(Direction)
Reproduce every one of the records below word for word, leaving out the pictures.

- - - - - - -

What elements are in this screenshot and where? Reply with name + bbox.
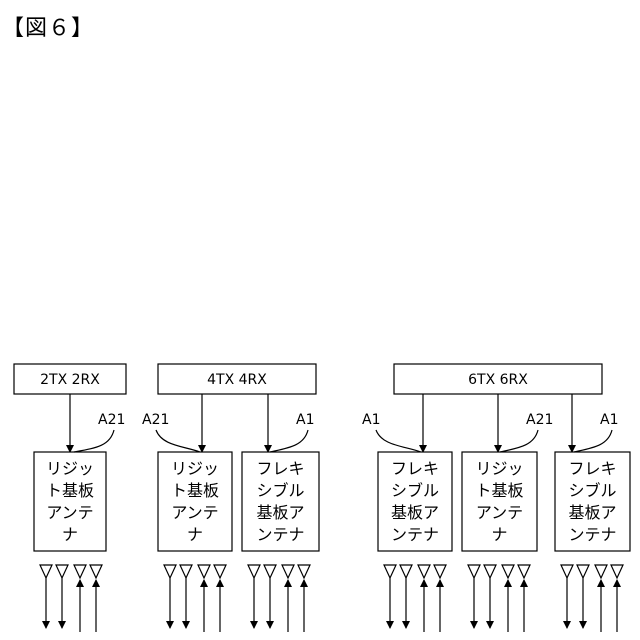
antenna-element-icon bbox=[40, 565, 52, 578]
antenna-elements bbox=[384, 565, 446, 632]
antenna-type-line: 基板ア bbox=[568, 503, 616, 522]
antenna-type-line: ンテナ bbox=[391, 525, 439, 544]
antenna-element-icon bbox=[56, 565, 68, 578]
antenna-type-line: リジッ bbox=[475, 459, 523, 478]
antenna-element-icon bbox=[198, 565, 210, 578]
ref-leader-line bbox=[500, 430, 538, 452]
antenna-type-line: リジッ bbox=[46, 459, 94, 478]
config-label: 2TX 2RX bbox=[40, 372, 100, 388]
antenna-elements bbox=[561, 565, 623, 632]
antenna-ref-label: A1 bbox=[362, 412, 380, 428]
ref-leader-line bbox=[376, 430, 421, 452]
config-label: 6TX 6RX bbox=[468, 372, 528, 388]
antenna-type-line: フレキ bbox=[256, 459, 304, 478]
antenna-ref-label: A21 bbox=[526, 412, 553, 428]
antenna-elements bbox=[248, 565, 310, 632]
antenna-type-line: アンテ bbox=[46, 503, 93, 522]
antenna-unit: リジット基板アンテナ A21 bbox=[142, 394, 232, 632]
antenna-ref-label: A1 bbox=[600, 412, 618, 428]
antenna-element-icon bbox=[180, 565, 192, 578]
antenna-element-icon bbox=[577, 565, 589, 578]
antenna-element-icon bbox=[434, 565, 446, 578]
antenna-element-icon bbox=[484, 565, 496, 578]
antenna-type-line: フレキ bbox=[568, 459, 616, 478]
antenna-element-icon bbox=[214, 565, 226, 578]
ref-leader-line bbox=[156, 430, 200, 452]
ref-leader-line bbox=[574, 430, 612, 452]
antenna-type-line: ナ bbox=[491, 525, 507, 544]
antenna-type-line: アンテ bbox=[476, 503, 523, 522]
antenna-type-line: シブル bbox=[568, 481, 616, 500]
antenna-type-line: ト基板 bbox=[171, 481, 219, 500]
antenna-element-icon bbox=[74, 565, 86, 578]
antenna-type-line: シブル bbox=[391, 481, 439, 500]
antenna-type-line: アンテ bbox=[171, 503, 218, 522]
antenna-element-icon bbox=[298, 565, 310, 578]
antenna-type-line: ナ bbox=[62, 525, 78, 544]
antenna-element-icon bbox=[264, 565, 276, 578]
antenna-element-icon bbox=[518, 565, 530, 578]
antenna-unit: フレキシブル基板アンテナ A1 bbox=[362, 394, 452, 632]
antenna-ref-label: A1 bbox=[296, 412, 314, 428]
antenna-type-line: フレキ bbox=[391, 459, 439, 478]
antenna-element-icon bbox=[561, 565, 573, 578]
antenna-type-line: 基板ア bbox=[256, 503, 304, 522]
antenna-element-icon bbox=[418, 565, 430, 578]
antenna-type-line: ナ bbox=[187, 525, 203, 544]
antenna-elements bbox=[40, 565, 102, 632]
antenna-element-icon bbox=[164, 565, 176, 578]
antenna-elements bbox=[164, 565, 226, 632]
config-label: 4TX 4RX bbox=[207, 372, 267, 388]
antenna-ref-label: A21 bbox=[98, 412, 125, 428]
ref-leader-line bbox=[270, 430, 308, 452]
config-group: 4TX 4RX リジット基板アンテナ A21 フレキシブル基板アンテナ A1 bbox=[142, 364, 319, 632]
antenna-element-icon bbox=[468, 565, 480, 578]
antenna-type-line: ト基板 bbox=[46, 481, 94, 500]
antenna-element-icon bbox=[90, 565, 102, 578]
antenna-type-line: ンテナ bbox=[256, 525, 304, 544]
antenna-type-line: リジッ bbox=[171, 459, 219, 478]
antenna-element-icon bbox=[384, 565, 396, 578]
config-group: 2TX 2RX リジット基板アンテナ A21 bbox=[14, 364, 126, 632]
antenna-unit: リジット基板アンテナ A21 bbox=[34, 394, 125, 632]
antenna-elements bbox=[468, 565, 530, 632]
ref-leader-line bbox=[74, 430, 114, 452]
antenna-element-icon bbox=[502, 565, 514, 578]
antenna-element-icon bbox=[611, 565, 623, 578]
antenna-type-line: ト基板 bbox=[475, 481, 523, 500]
antenna-unit: フレキシブル基板アンテナ A1 bbox=[242, 394, 319, 632]
antenna-element-icon bbox=[248, 565, 260, 578]
antenna-unit: フレキシブル基板アンテナ A1 bbox=[555, 394, 630, 632]
antenna-ref-label: A21 bbox=[142, 412, 169, 428]
config-group: 6TX 6RXフレキシブル基板アンテナA1リジット基板アンテナA21フレキシブル… bbox=[362, 364, 630, 632]
antenna-type-line: シブル bbox=[256, 481, 304, 500]
antenna-unit: リジット基板アンテナ A21 bbox=[462, 394, 553, 632]
antenna-type-line: 基板ア bbox=[391, 503, 439, 522]
antenna-element-icon bbox=[400, 565, 412, 578]
antenna-element-icon bbox=[282, 565, 294, 578]
antenna-element-icon bbox=[595, 565, 607, 578]
antenna-type-line: ンテナ bbox=[568, 525, 616, 544]
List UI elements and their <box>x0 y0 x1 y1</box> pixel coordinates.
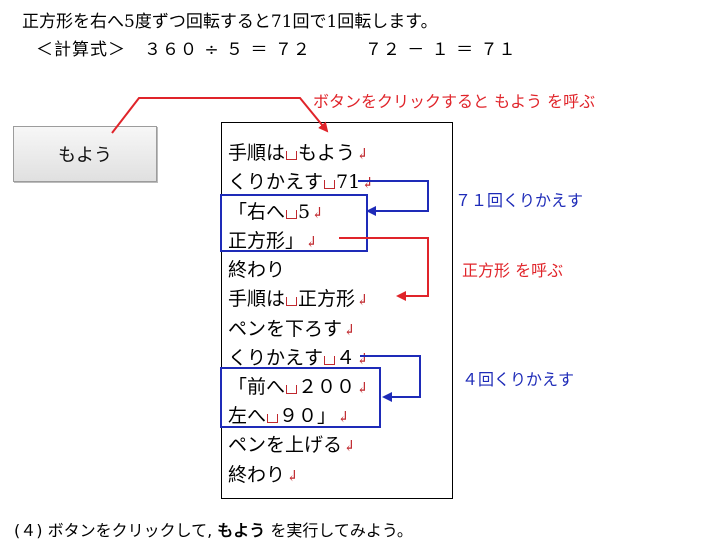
repeat-4-arrow <box>360 355 421 402</box>
formula-line: ＜計算式＞ ３６０ ÷ ５ ＝ ７２ ７２ － １ ＝ ７１ <box>36 40 517 60</box>
program-line: 終わり <box>228 259 286 281</box>
annotation-call-square: 正方形 を呼ぶ <box>462 261 564 280</box>
header-line-1: 正方形を右へ5度ずつ回転すると71回で1回転します。 <box>22 12 438 32</box>
return-mark-icon: ↲ <box>337 408 350 426</box>
repeat-71-arrow <box>358 180 429 216</box>
annotation-repeat-71: ７１回くりかえす <box>455 191 584 210</box>
space-mark-icon <box>324 356 336 365</box>
program-line: 手順は正方形↲ <box>228 288 369 310</box>
return-mark-icon: ↲ <box>305 233 318 251</box>
repeat-4-block <box>220 367 381 428</box>
return-mark-icon: ↲ <box>361 174 374 192</box>
space-mark-icon <box>286 385 298 394</box>
annotation-repeat-4: ４回くりかえす <box>462 370 575 389</box>
return-mark-icon: ↲ <box>343 437 356 455</box>
call-moyou-arrow <box>111 97 329 134</box>
space-mark-icon <box>286 151 298 160</box>
return-mark-icon: ↲ <box>311 204 324 222</box>
return-mark-icon: ↲ <box>356 145 369 163</box>
space-mark-icon <box>267 414 279 423</box>
return-mark-icon: ↲ <box>356 379 369 397</box>
repeat-71-block <box>220 194 368 252</box>
call-square-arrow <box>339 237 429 301</box>
space-mark-icon <box>324 180 336 189</box>
space-mark-icon <box>286 210 298 219</box>
program-line: ペンを下ろす↲ <box>228 318 356 340</box>
annotation-call-moyou: ボタンをクリックすると もよう を呼ぶ <box>313 92 596 111</box>
return-mark-icon: ↲ <box>286 467 299 485</box>
return-mark-icon: ↲ <box>356 350 369 368</box>
program-line: 終わり↲ <box>228 464 299 486</box>
space-mark-icon <box>286 297 298 306</box>
program-line: ペンを上げる↲ <box>228 434 356 456</box>
footer-instruction: (４) ボタンをクリックして, もよう を実行してみよう。 <box>14 521 413 540</box>
program-line: 正方形」↲ <box>228 230 318 252</box>
return-mark-icon: ↲ <box>356 291 369 309</box>
program-line: 手順はもよう↲ <box>228 142 369 164</box>
moyou-button[interactable]: もよう <box>13 126 157 182</box>
return-mark-icon: ↲ <box>343 321 356 339</box>
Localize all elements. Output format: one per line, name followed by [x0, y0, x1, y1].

- - - - - - -

(Response to this exercise)
What elements are in this screenshot and where? Reply with name + bbox.
antenna-element-icon bbox=[40, 565, 52, 578]
antenna-elements bbox=[384, 565, 446, 632]
antenna-type-line: 基板ア bbox=[568, 503, 616, 522]
antenna-type-line: ンテナ bbox=[391, 525, 439, 544]
antenna-element-icon bbox=[56, 565, 68, 578]
antenna-type-line: リジッ bbox=[475, 459, 523, 478]
antenna-element-icon bbox=[198, 565, 210, 578]
ref-leader-line bbox=[500, 430, 538, 452]
antenna-type-line: リジッ bbox=[46, 459, 94, 478]
config-label: 2TX 2RX bbox=[40, 372, 100, 388]
antenna-elements bbox=[561, 565, 623, 632]
antenna-ref-label: A1 bbox=[362, 412, 380, 428]
ref-leader-line bbox=[376, 430, 421, 452]
config-label: 6TX 6RX bbox=[468, 372, 528, 388]
antenna-type-line: フレキ bbox=[256, 459, 304, 478]
antenna-ref-label: A21 bbox=[526, 412, 553, 428]
antenna-elements bbox=[248, 565, 310, 632]
antenna-type-line: アンテ bbox=[46, 503, 93, 522]
antenna-unit: リジット基板アンテナ A21 bbox=[142, 394, 232, 632]
antenna-ref-label: A1 bbox=[600, 412, 618, 428]
antenna-element-icon bbox=[180, 565, 192, 578]
antenna-element-icon bbox=[577, 565, 589, 578]
antenna-element-icon bbox=[434, 565, 446, 578]
antenna-element-icon bbox=[484, 565, 496, 578]
antenna-type-line: フレキ bbox=[568, 459, 616, 478]
antenna-element-icon bbox=[214, 565, 226, 578]
ref-leader-line bbox=[156, 430, 200, 452]
ref-leader-line bbox=[574, 430, 612, 452]
antenna-type-line: ナ bbox=[491, 525, 507, 544]
antenna-type-line: アンテ bbox=[476, 503, 523, 522]
antenna-type-line: シブル bbox=[568, 481, 616, 500]
antenna-type-line: ト基板 bbox=[171, 481, 219, 500]
antenna-element-icon bbox=[74, 565, 86, 578]
antenna-type-line: シブル bbox=[391, 481, 439, 500]
antenna-type-line: アンテ bbox=[171, 503, 218, 522]
antenna-element-icon bbox=[298, 565, 310, 578]
antenna-type-line: ナ bbox=[62, 525, 78, 544]
antenna-element-icon bbox=[264, 565, 276, 578]
antenna-element-icon bbox=[518, 565, 530, 578]
antenna-unit: フレキシブル基板アンテナ A1 bbox=[362, 394, 452, 632]
antenna-ref-label: A1 bbox=[296, 412, 314, 428]
antenna-type-line: フレキ bbox=[391, 459, 439, 478]
antenna-element-icon bbox=[561, 565, 573, 578]
antenna-type-line: 基板ア bbox=[256, 503, 304, 522]
antenna-element-icon bbox=[418, 565, 430, 578]
antenna-type-line: ナ bbox=[187, 525, 203, 544]
antenna-elements bbox=[40, 565, 102, 632]
antenna-element-icon bbox=[164, 565, 176, 578]
antenna-elements bbox=[164, 565, 226, 632]
config-label: 4TX 4RX bbox=[207, 372, 267, 388]
antenna-ref-label: A21 bbox=[98, 412, 125, 428]
ref-leader-line bbox=[270, 430, 308, 452]
config-group: 4TX 4RX リジット基板アンテナ A21 フレキシブル基板アンテナ A1 bbox=[142, 364, 319, 632]
antenna-element-icon bbox=[468, 565, 480, 578]
antenna-type-line: ト基板 bbox=[46, 481, 94, 500]
antenna-element-icon bbox=[90, 565, 102, 578]
antenna-type-line: ンテナ bbox=[256, 525, 304, 544]
antenna-type-line: リジッ bbox=[171, 459, 219, 478]
antenna-element-icon bbox=[384, 565, 396, 578]
config-group: 2TX 2RX リジット基板アンテナ A21 bbox=[14, 364, 126, 632]
antenna-unit: リジット基板アンテナ A21 bbox=[34, 394, 125, 632]
antenna-elements bbox=[468, 565, 530, 632]
ref-leader-line bbox=[74, 430, 114, 452]
antenna-element-icon bbox=[502, 565, 514, 578]
antenna-element-icon bbox=[611, 565, 623, 578]
antenna-type-line: ト基板 bbox=[475, 481, 523, 500]
antenna-unit: フレキシブル基板アンテナ A1 bbox=[242, 394, 319, 632]
antenna-element-icon bbox=[248, 565, 260, 578]
antenna-unit: フレキシブル基板アンテナ A1 bbox=[555, 394, 630, 632]
antenna-ref-label: A21 bbox=[142, 412, 169, 428]
config-group: 6TX 6RXフレキシブル基板アンテナA1リジット基板アンテナA21フレキシブル… bbox=[362, 364, 630, 632]
antenna-type-line: シブル bbox=[256, 481, 304, 500]
antenna-unit: リジット基板アンテナ A21 bbox=[462, 394, 553, 632]
antenna-type-line: 基板ア bbox=[391, 503, 439, 522]
antenna-element-icon bbox=[400, 565, 412, 578]
antenna-element-icon bbox=[282, 565, 294, 578]
antenna-element-icon bbox=[595, 565, 607, 578]
antenna-type-line: ンテナ bbox=[568, 525, 616, 544]
List UI elements and their <box>x0 y0 x1 y1</box> pixel coordinates.
repeat-4-arrow <box>360 355 421 402</box>
formula-line: ＜計算式＞ ３６０ ÷ ５ ＝ ７２ ７２ － １ ＝ ７１ <box>36 40 517 60</box>
program-line: 終わり <box>228 259 286 281</box>
annotation-call-square: 正方形 を呼ぶ <box>462 261 564 280</box>
header-line-1: 正方形を右へ5度ずつ回転すると71回で1回転します。 <box>22 12 438 32</box>
return-mark-icon: ↲ <box>337 408 350 426</box>
repeat-71-arrow <box>358 180 429 216</box>
annotation-repeat-71: ７１回くりかえす <box>455 191 584 210</box>
space-mark-icon <box>324 356 336 365</box>
program-line: 手順は正方形↲ <box>228 288 369 310</box>
return-mark-icon: ↲ <box>305 233 318 251</box>
repeat-4-block <box>220 367 381 428</box>
return-mark-icon: ↲ <box>361 174 374 192</box>
space-mark-icon <box>286 385 298 394</box>
annotation-repeat-4: ４回くりかえす <box>462 370 575 389</box>
return-mark-icon: ↲ <box>343 437 356 455</box>
call-moyou-arrow <box>111 97 329 134</box>
space-mark-icon <box>286 151 298 160</box>
return-mark-icon: ↲ <box>311 204 324 222</box>
return-mark-icon: ↲ <box>356 145 369 163</box>
space-mark-icon <box>267 414 279 423</box>
return-mark-icon: ↲ <box>356 379 369 397</box>
repeat-71-block <box>220 194 368 252</box>
call-square-arrow <box>339 237 429 301</box>
space-mark-icon <box>324 180 336 189</box>
space-mark-icon <box>286 210 298 219</box>
program-line: ペンを下ろす↲ <box>228 318 356 340</box>
annotation-call-moyou: ボタンをクリックすると もよう を呼ぶ <box>313 92 596 111</box>
return-mark-icon: ↲ <box>286 467 299 485</box>
return-mark-icon: ↲ <box>356 350 369 368</box>
program-line: 終わり↲ <box>228 464 299 486</box>
space-mark-icon <box>286 297 298 306</box>
program-line: ペンを上げる↲ <box>228 434 356 456</box>
footer-instruction: (４) ボタンをクリックして, もよう を実行してみよう。 <box>14 521 413 540</box>
program-line: 正方形」↲ <box>228 230 318 252</box>
return-mark-icon: ↲ <box>356 291 369 309</box>
program-line: 手順はもよう↲ <box>228 142 369 164</box>
moyou-button[interactable]: もよう <box>13 126 157 182</box>
return-mark-icon: ↲ <box>343 321 356 339</box>
Localize all elements. Output format: one per line, name followed by [x0, y0, x1, y1].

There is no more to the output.